WORK INSTRUCTIONS | Tally the lines in the listing below that include "买卖居间协议起诉状". Answer with the count and nothing more.

-- Begin EXTRACTED ENTRIES --

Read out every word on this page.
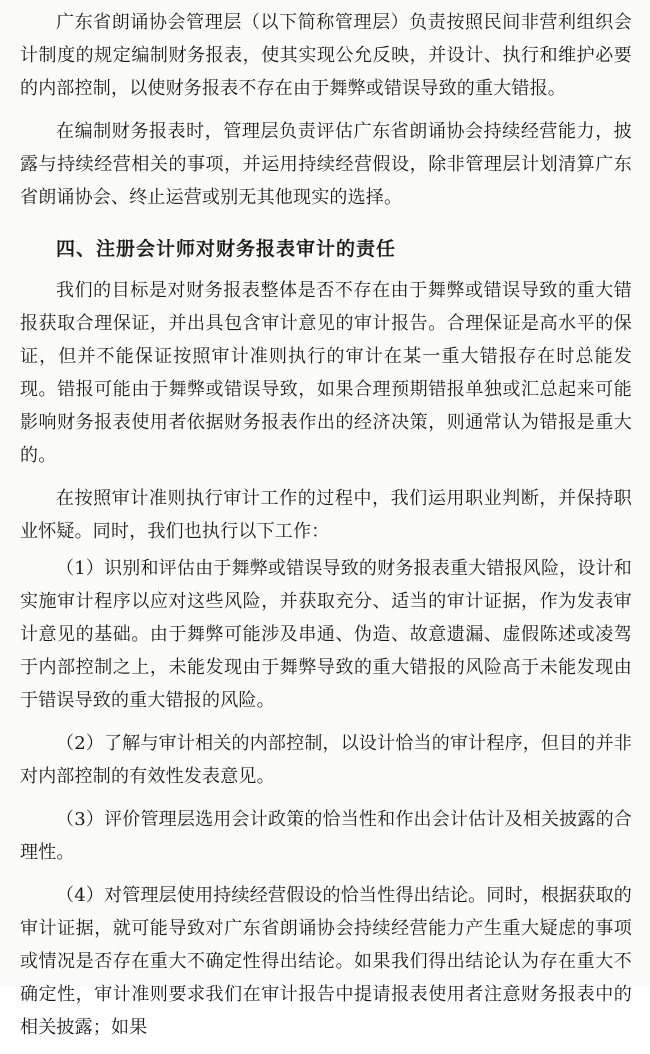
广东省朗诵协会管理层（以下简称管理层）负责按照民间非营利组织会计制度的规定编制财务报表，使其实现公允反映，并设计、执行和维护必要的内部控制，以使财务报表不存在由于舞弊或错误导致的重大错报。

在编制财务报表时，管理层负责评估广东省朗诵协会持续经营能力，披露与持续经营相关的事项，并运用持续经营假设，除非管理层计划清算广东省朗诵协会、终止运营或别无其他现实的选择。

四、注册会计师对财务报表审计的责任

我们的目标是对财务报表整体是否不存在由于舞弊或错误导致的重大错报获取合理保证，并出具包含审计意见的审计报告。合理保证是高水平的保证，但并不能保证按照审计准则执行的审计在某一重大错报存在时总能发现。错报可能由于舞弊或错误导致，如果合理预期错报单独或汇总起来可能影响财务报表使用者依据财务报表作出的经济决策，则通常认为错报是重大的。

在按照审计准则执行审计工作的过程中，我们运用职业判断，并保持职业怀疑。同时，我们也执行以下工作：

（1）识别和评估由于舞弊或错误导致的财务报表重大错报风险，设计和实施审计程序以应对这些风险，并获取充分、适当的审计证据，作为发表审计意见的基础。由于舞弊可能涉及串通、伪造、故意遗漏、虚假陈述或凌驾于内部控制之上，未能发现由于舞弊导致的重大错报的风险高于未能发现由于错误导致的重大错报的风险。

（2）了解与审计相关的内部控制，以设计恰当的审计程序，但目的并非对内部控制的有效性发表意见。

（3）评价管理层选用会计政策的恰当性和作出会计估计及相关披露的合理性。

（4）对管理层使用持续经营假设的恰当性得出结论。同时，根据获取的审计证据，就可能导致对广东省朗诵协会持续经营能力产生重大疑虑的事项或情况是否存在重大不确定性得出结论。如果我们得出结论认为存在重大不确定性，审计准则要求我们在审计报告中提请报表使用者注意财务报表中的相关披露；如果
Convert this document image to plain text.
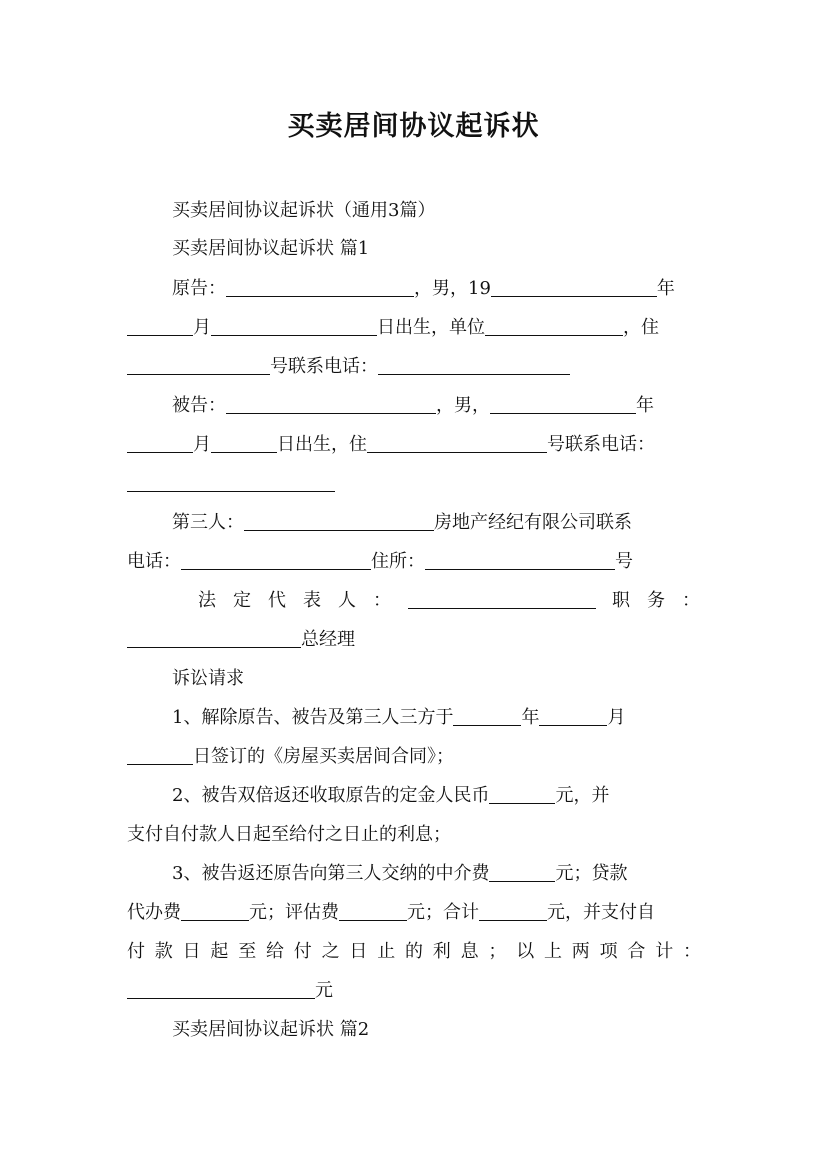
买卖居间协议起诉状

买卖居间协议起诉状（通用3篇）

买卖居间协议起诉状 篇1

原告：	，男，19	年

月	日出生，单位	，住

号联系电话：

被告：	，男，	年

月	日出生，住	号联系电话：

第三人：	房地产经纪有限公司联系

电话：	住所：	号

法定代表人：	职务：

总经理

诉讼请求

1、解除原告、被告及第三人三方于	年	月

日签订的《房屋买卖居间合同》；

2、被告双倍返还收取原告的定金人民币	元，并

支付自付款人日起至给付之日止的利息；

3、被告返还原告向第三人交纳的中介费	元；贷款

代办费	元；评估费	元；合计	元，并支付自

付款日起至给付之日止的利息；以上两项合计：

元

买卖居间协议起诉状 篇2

-- End EXTRACTED ENTRIES --

RESPONSE TO THE EXERCISE | 4